╭─ Dataset entries
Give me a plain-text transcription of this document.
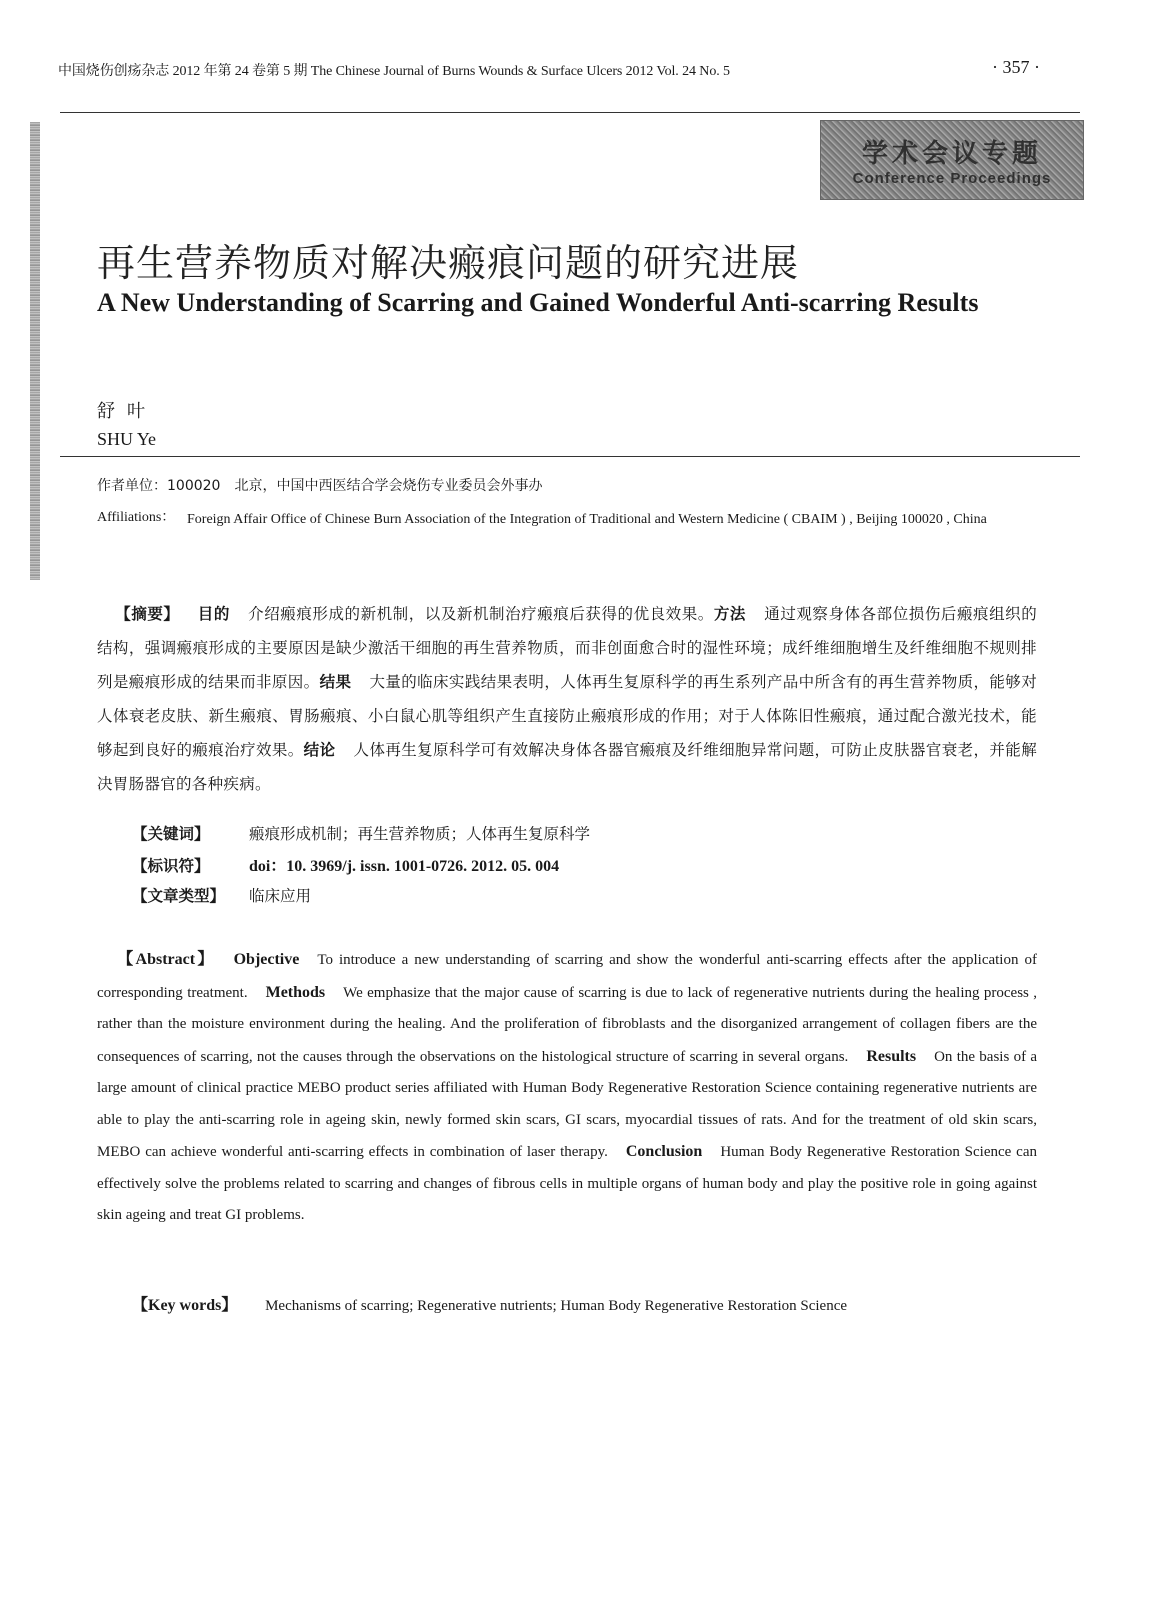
中国烧伤创疡杂志 2012 年第 24 卷第 5 期 The Chinese Journal of Burns Wounds & Surface Ulcers 2012 Vol. 24 No. 5	· 357 ·
学术会议专题
Conference Proceedings
再生营养物质对解决瘢痕问题的研究进展
A New Understanding of Scarring and Gained Wonderful Anti-scarring Results
舒叶
SHU Ye
作者单位：100020　北京，中国中西医结合学会烧伤专业委员会外事办
Affiliations： Foreign Affair Office of Chinese Burn Association of the Integration of Traditional and Western Medicine ( CBAIM ) , Beijing 100020 , China
【摘要】 目的 介绍瘢痕形成的新机制，以及新机制治疗瘢痕后获得的优良效果。方法 通过观察身体各部位损伤后瘢痕组织的结构，强调瘢痕形成的主要原因是缺少激活干细胞的再生营养物质，而非创面愈合时的湿性环境；成纤维细胞增生及纤维细胞不规则排列是瘢痕形成的结果而非原因。结果 大量的临床实践结果表明，人体再生复原科学的再生系列产品中所含有的再生营养物质，能够对人体衰老皮肤、新生瘢痕、胃肠瘢痕、小白鼠心肌等组织产生直接防止瘢痕形成的作用；对于人体陈旧性瘢痕，通过配合激光技术，能够起到良好的瘢痕治疗效果。结论 人体再生复原科学可有效解决身体各器官瘢痕及纤维细胞异常问题，可防止皮肤器官衰老，并能解决胃肠器官的各种疾病。
【关键词】	瘢痕形成机制；再生营养物质；人体再生复原科学
【标识符】 doi：10. 3969/j. issn. 1001-0726. 2012. 05. 004
【文章类型】 临床应用
【Abstract】 Objective To introduce a new understanding of scarring and show the wonderful anti-scarring effects after the application of corresponding treatment. Methods We emphasize that the major cause of scarring is due to lack of regenerative nutrients during the healing process , rather than the moisture environment during the healing. And the proliferation of fibroblasts and the disorganized arrangement of collagen fibers are the consequences of scarring, not the causes through the observations on the histological structure of scarring in several organs. Results On the basis of a large amount of clinical practice MEBO product series affiliated with Human Body Regenerative Restoration Science containing regenerative nutrients are able to play the anti-scarring role in ageing skin, newly formed skin scars, GI scars, myocardial tissues of rats. And for the treatment of old skin scars, MEBO can achieve wonderful anti-scarring effects in combination of laser therapy. Conclusion Human Body Regenerative Restoration Science can effectively solve the problems related to scarring and changes of fibrous cells in multiple organs of human body and play the positive role in going against skin ageing and treat GI problems.
【Key words】 Mechanisms of scarring; Regenerative nutrients; Human Body Regenerative Restoration Science
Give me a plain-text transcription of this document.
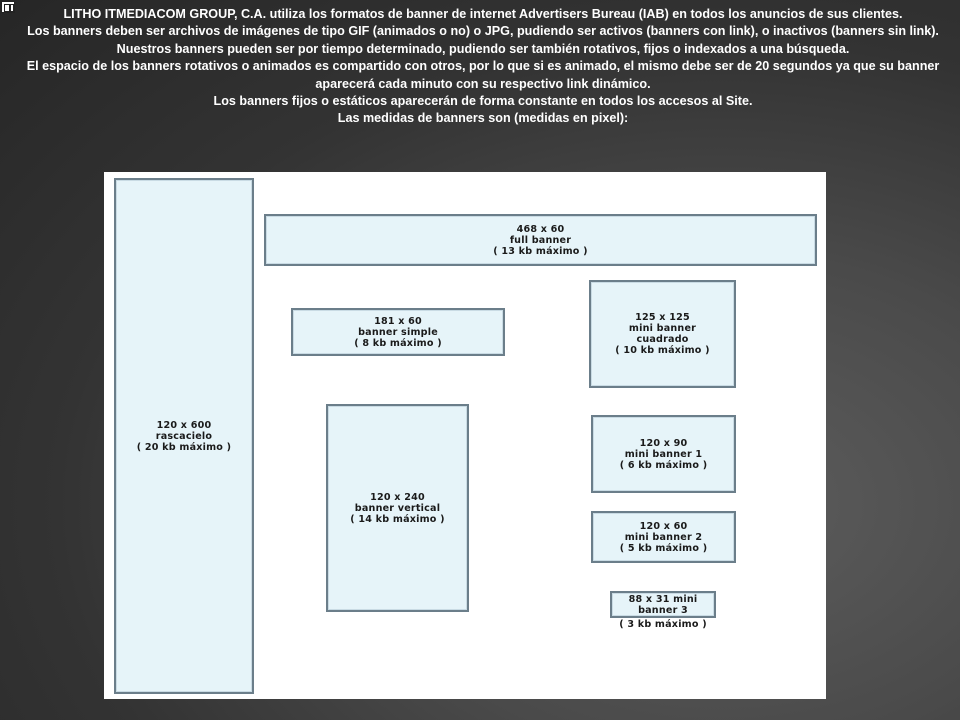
LITHO ITMEDIACOM GROUP, C.A. utiliza los formatos de banner de internet Advertisers Bureau (IAB) en todos los anuncios de sus clientes.

Los banners deben ser archivos de imágenes de tipo GIF (animados o no) o JPG, pudiendo ser activos (banners con link), o inactivos (banners sin link).

Nuestros banners pueden ser por tiempo determinado, pudiendo ser también rotativos, fijos o indexados a una búsqueda.

El espacio de los banners rotativos o animados es compartido con otros, por lo que si es animado, el mismo debe ser de 20 segundos ya que su banner aparecerá cada minuto con su respectivo link dinámico.

Los banners fijos o estáticos aparecerán de forma constante en todos los accesos al Site.

Las medidas de banners son (medidas en pixel):

120 x 600
rascacielo
( 20 kb máximo )
468 x 60
full banner
( 13 kb máximo )
181 x 60
banner simple
( 8 kb máximo )
125 x 125
mini banner
cuadrado
( 10 kb máximo )
120 x 240
banner vertical
( 14 kb máximo )
120 x 90
mini banner 1
( 6 kb máximo )
120 x 60
mini banner 2
( 5 kb máximo )
88 x 31 mini
banner 3
( 3 kb máximo )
╰─
## What you have to do
Please set down each line of the data above exactly as written, without the pictures.

## Task response
Give me a plain-text transcription of this document.
中国烧伤创疡杂志 2012 年第 24 卷第 5 期 The Chinese Journal of Burns Wounds & Surface Ulcers 2012 Vol. 24 No. 5	· 357 ·
学术会议专题
Conference Proceedings
再生营养物质对解决瘢痕问题的研究进展
A New Understanding of Scarring and Gained Wonderful Anti-scarring Results
舒叶
SHU Ye
作者单位：100020　北京，中国中西医结合学会烧伤专业委员会外事办
Affiliations： Foreign Affair Office of Chinese Burn Association of the Integration of Traditional and Western Medicine ( CBAIM ) , Beijing 100020 , China
【摘要】 目的 介绍瘢痕形成的新机制，以及新机制治疗瘢痕后获得的优良效果。方法 通过观察身体各部位损伤后瘢痕组织的结构，强调瘢痕形成的主要原因是缺少激活干细胞的再生营养物质，而非创面愈合时的湿性环境；成纤维细胞增生及纤维细胞不规则排列是瘢痕形成的结果而非原因。结果 大量的临床实践结果表明，人体再生复原科学的再生系列产品中所含有的再生营养物质，能够对人体衰老皮肤、新生瘢痕、胃肠瘢痕、小白鼠心肌等组织产生直接防止瘢痕形成的作用；对于人体陈旧性瘢痕，通过配合激光技术，能够起到良好的瘢痕治疗效果。结论 人体再生复原科学可有效解决身体各器官瘢痕及纤维细胞异常问题，可防止皮肤器官衰老，并能解决胃肠器官的各种疾病。
【关键词】	瘢痕形成机制；再生营养物质；人体再生复原科学
【标识符】 doi：10. 3969/j. issn. 1001-0726. 2012. 05. 004
【文章类型】 临床应用
【Abstract】 Objective To introduce a new understanding of scarring and show the wonderful anti-scarring effects after the application of corresponding treatment. Methods We emphasize that the major cause of scarring is due to lack of regenerative nutrients during the healing process , rather than the moisture environment during the healing. And the proliferation of fibroblasts and the disorganized arrangement of collagen fibers are the consequences of scarring, not the causes through the observations on the histological structure of scarring in several organs. Results On the basis of a large amount of clinical practice MEBO product series affiliated with Human Body Regenerative Restoration Science containing regenerative nutrients are able to play the anti-scarring role in ageing skin, newly formed skin scars, GI scars, myocardial tissues of rats. And for the treatment of old skin scars, MEBO can achieve wonderful anti-scarring effects in combination of laser therapy. Conclusion Human Body Regenerative Restoration Science can effectively solve the problems related to scarring and changes of fibrous cells in multiple organs of human body and play the positive role in going against skin ageing and treat GI problems.
【Key words】 Mechanisms of scarring; Regenerative nutrients; Human Body Regenerative Restoration Science
Give me a plain-text transcription of this document.
LITHO ITMEDIACOM GROUP, C.A. utiliza los formatos de banner de internet Advertisers Bureau (IAB) en todos los anuncios de sus clientes.

Los banners deben ser archivos de imágenes de tipo GIF (animados o no) o JPG, pudiendo ser activos (banners con link), o inactivos (banners sin link).

Nuestros banners pueden ser por tiempo determinado, pudiendo ser también rotativos, fijos o indexados a una búsqueda.

El espacio de los banners rotativos o animados es compartido con otros, por lo que si es animado, el mismo debe ser de 20 segundos ya que su banner aparecerá cada minuto con su respectivo link dinámico.

Los banners fijos o estáticos aparecerán de forma constante en todos los accesos al Site.

Las medidas de banners son (medidas en pixel):

120 x 600
rascacielo
( 20 kb máximo )
468 x 60
full banner
( 13 kb máximo )
181 x 60
banner simple
( 8 kb máximo )
125 x 125
mini banner
cuadrado
( 10 kb máximo )
120 x 240
banner vertical
( 14 kb máximo )
120 x 90
mini banner 1
( 6 kb máximo )
120 x 60
mini banner 2
( 5 kb máximo )
88 x 31 mini
banner 3
( 3 kb máximo )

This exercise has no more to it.